= GIVEN TEXT =

▼

Next step. From there it was all about finding the right people and letting people know about it. From January 1st-March 31st we ran a pilot program. When that went well, we decided to keep it going… and here we are!

Why is it different? Unlike the two most common forms of online advertising (Pay per click [google ads] and Pay per action [affiliate links]) our bloggers are guaranteed payment just for displaying the ads. That isn’t altogether unique… but our payment structure is! The ad network only makes 20% of the revenue… whereas the accepted standard is 50%. That means we’re passing almost all the money onto our youth ministry bloggers. They are happy. Our advertisers our happy. It’s a cool thing.


3 Teen Pregnancy Resources

Time Magazine Teen PregnancyEvery once in a while we get a great string of synergy at Youth Ministry Exchange and we really hit it out of the ballpark with solid resources.

Today we released 3 different resources on teen pregnancy.

Big props to Amy for putting all this together. She’s mucho good at what she does.

I am continually in awe of what God is doing with YMX. The other day I had the opportunity to talk to a “real publisher” about YMX and publishing and starting a business and all kinds of things. As I look back at the quality of things that we are able to produce with no money, no staff, no offices, and no backing from a major publishing house… it is clearly a God-ordained movement. It really is youth ministry people encouraging and uplifting one another and sometimes I sit back and just go… whoa, this is cool.

▲

= COMPLETE THE FOLLOWING =
(a) Repeat the youth ministry text word for word, starting with "Time Magazine Teen" and going on through "with solid resources.".
(b) In the youth ministry text, what share of the revenue does the ad network keep?

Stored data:

▼

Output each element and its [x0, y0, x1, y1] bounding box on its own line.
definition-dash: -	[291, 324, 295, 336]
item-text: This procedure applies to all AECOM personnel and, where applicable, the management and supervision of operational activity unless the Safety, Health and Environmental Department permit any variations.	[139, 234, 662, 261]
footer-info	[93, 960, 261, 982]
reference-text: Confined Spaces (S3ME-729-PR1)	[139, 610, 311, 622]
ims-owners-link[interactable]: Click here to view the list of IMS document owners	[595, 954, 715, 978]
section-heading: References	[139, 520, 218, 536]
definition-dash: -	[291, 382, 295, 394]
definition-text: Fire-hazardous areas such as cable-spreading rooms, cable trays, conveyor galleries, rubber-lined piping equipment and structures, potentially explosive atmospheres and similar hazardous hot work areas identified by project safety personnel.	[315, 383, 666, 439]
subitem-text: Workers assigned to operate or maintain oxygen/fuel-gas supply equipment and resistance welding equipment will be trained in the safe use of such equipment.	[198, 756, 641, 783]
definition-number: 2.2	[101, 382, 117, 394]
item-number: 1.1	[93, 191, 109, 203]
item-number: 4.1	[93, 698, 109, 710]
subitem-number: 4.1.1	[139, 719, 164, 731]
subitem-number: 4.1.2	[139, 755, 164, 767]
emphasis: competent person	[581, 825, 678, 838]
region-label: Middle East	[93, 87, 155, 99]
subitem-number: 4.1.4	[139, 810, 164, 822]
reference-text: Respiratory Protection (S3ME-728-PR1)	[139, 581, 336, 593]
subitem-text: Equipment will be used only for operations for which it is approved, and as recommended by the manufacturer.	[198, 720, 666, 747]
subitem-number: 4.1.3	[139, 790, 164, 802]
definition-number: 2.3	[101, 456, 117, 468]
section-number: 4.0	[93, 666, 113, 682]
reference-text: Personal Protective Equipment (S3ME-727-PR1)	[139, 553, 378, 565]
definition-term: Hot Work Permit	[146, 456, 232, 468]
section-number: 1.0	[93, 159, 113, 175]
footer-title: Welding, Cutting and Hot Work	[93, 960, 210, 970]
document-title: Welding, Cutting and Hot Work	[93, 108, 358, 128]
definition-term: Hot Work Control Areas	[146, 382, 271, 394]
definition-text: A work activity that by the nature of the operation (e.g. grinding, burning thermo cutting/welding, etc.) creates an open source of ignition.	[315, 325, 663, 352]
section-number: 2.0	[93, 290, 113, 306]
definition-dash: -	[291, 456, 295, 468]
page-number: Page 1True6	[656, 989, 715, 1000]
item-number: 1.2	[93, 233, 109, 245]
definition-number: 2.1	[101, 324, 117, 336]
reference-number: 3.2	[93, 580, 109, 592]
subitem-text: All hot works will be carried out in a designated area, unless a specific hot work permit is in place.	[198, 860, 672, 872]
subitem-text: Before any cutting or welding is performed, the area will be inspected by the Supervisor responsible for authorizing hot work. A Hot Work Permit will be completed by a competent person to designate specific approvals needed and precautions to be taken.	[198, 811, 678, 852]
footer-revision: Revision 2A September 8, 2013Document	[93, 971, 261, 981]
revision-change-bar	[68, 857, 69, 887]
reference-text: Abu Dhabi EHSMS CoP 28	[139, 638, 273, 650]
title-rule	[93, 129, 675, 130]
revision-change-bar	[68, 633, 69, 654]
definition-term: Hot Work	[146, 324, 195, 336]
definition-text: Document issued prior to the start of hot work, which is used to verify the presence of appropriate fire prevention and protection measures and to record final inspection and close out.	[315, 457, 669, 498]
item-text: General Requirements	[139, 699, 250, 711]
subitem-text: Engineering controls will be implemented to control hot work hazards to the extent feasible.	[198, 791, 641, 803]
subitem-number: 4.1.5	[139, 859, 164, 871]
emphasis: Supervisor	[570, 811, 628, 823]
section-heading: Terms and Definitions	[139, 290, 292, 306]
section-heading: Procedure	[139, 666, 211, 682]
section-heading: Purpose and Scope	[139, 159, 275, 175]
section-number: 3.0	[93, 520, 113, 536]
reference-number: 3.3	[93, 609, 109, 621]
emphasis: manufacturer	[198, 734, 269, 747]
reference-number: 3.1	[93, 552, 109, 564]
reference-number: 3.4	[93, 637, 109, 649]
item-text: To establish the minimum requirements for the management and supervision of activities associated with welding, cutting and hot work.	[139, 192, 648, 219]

▲

= RESPONSES IN ORDER =
(a)
Time Magazine Teen PregnancyEvery once in a while we get a great string of synergy at Youth Ministry Exchange and we really hit it out of the ballpark with solid resources.

(b) 20%